(To do): Search the data for the word "SANTANA". Reproduce every line where it is found.

___

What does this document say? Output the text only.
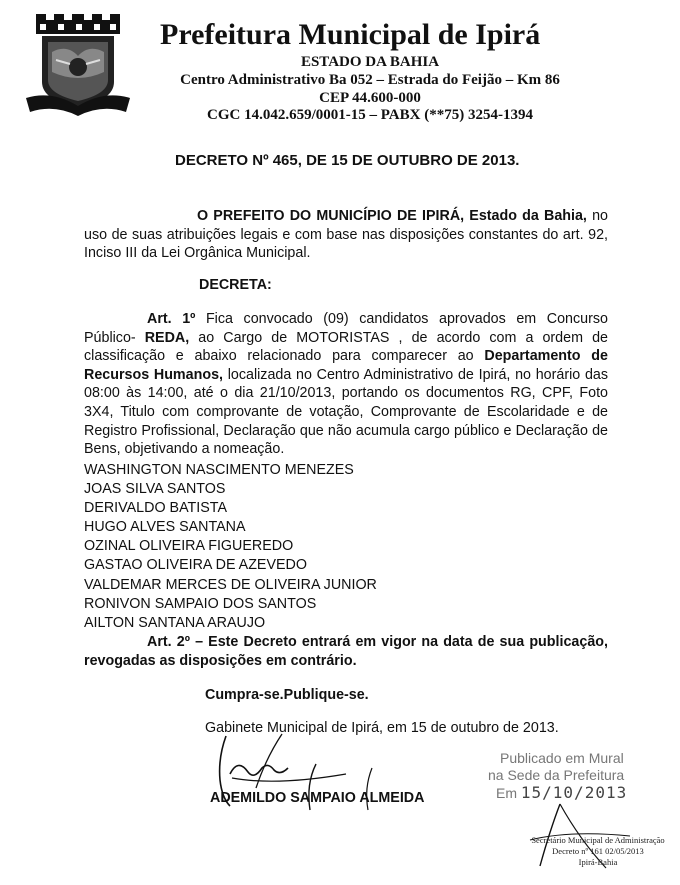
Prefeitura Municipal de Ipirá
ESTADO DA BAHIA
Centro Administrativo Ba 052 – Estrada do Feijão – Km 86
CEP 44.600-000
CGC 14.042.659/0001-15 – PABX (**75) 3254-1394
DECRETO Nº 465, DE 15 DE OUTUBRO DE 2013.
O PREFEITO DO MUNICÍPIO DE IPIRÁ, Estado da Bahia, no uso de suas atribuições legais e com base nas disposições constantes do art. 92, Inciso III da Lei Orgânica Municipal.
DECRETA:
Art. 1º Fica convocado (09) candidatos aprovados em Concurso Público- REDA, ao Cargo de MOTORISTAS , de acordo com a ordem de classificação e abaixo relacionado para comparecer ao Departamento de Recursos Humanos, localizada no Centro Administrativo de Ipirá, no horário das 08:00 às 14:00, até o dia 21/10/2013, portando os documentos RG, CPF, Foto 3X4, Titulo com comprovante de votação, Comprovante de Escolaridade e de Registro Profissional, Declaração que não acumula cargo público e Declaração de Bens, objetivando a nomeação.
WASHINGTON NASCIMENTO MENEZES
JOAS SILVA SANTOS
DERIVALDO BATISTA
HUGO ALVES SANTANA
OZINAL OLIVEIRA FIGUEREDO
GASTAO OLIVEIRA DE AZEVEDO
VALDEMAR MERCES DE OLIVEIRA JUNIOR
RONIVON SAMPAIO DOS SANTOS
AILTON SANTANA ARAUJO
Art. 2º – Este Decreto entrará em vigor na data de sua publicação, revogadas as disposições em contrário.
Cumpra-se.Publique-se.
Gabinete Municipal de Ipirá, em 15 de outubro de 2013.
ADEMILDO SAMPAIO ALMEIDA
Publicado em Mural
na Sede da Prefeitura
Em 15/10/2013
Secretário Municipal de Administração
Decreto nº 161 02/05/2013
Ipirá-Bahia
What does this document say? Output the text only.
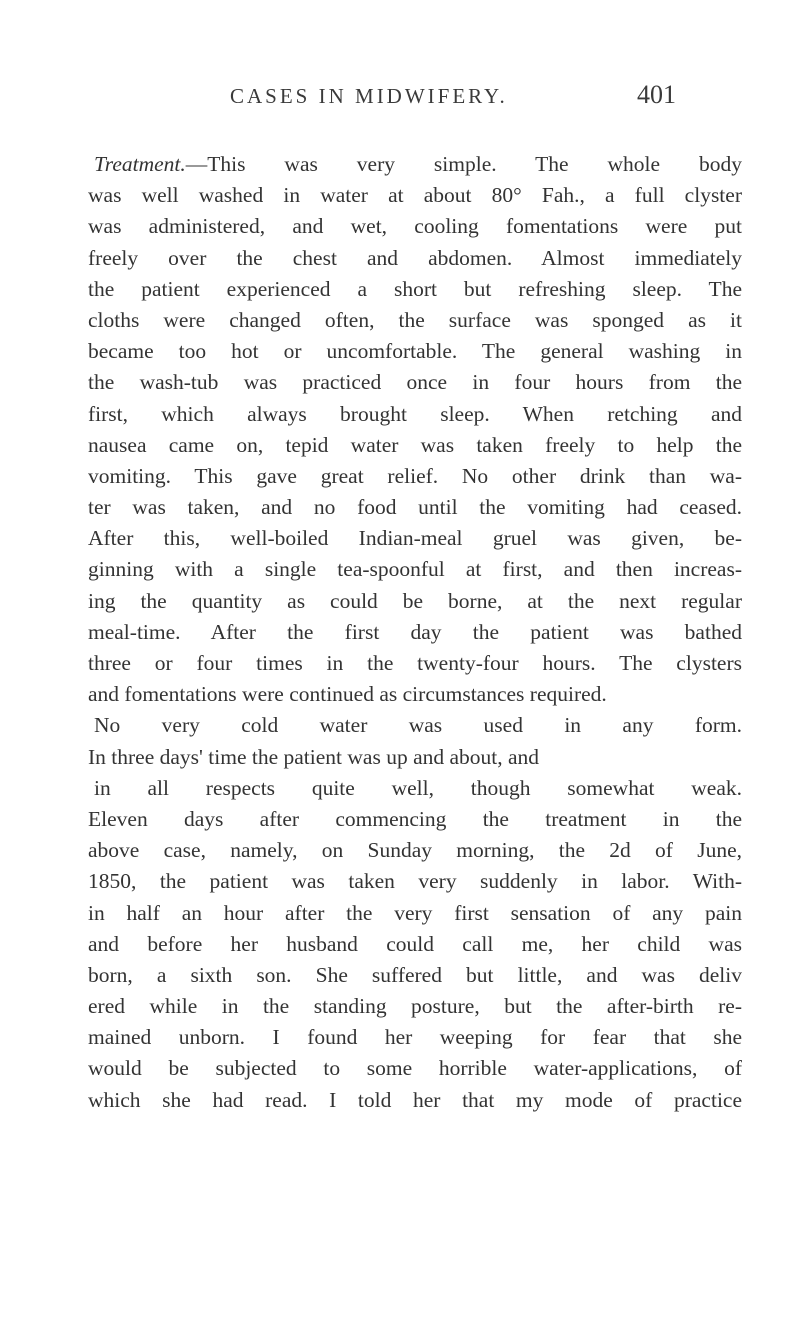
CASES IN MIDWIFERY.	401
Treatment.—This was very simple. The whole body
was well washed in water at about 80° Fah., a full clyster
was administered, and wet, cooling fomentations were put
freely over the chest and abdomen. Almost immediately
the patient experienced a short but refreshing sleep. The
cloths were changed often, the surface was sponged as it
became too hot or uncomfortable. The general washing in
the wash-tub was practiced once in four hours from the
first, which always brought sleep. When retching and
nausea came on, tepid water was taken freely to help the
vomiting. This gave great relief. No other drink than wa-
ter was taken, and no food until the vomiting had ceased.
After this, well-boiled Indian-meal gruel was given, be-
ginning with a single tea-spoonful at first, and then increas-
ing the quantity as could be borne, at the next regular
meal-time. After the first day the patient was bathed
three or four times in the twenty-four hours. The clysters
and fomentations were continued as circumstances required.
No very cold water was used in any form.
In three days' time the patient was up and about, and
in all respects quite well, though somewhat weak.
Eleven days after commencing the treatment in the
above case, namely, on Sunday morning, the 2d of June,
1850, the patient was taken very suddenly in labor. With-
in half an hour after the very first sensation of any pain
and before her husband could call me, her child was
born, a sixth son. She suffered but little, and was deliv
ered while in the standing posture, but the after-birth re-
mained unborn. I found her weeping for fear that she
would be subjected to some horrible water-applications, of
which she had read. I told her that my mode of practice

___

(Output of the exercise):
HUGO ALVES SANTANA
AILTON SANTANA ARAUJO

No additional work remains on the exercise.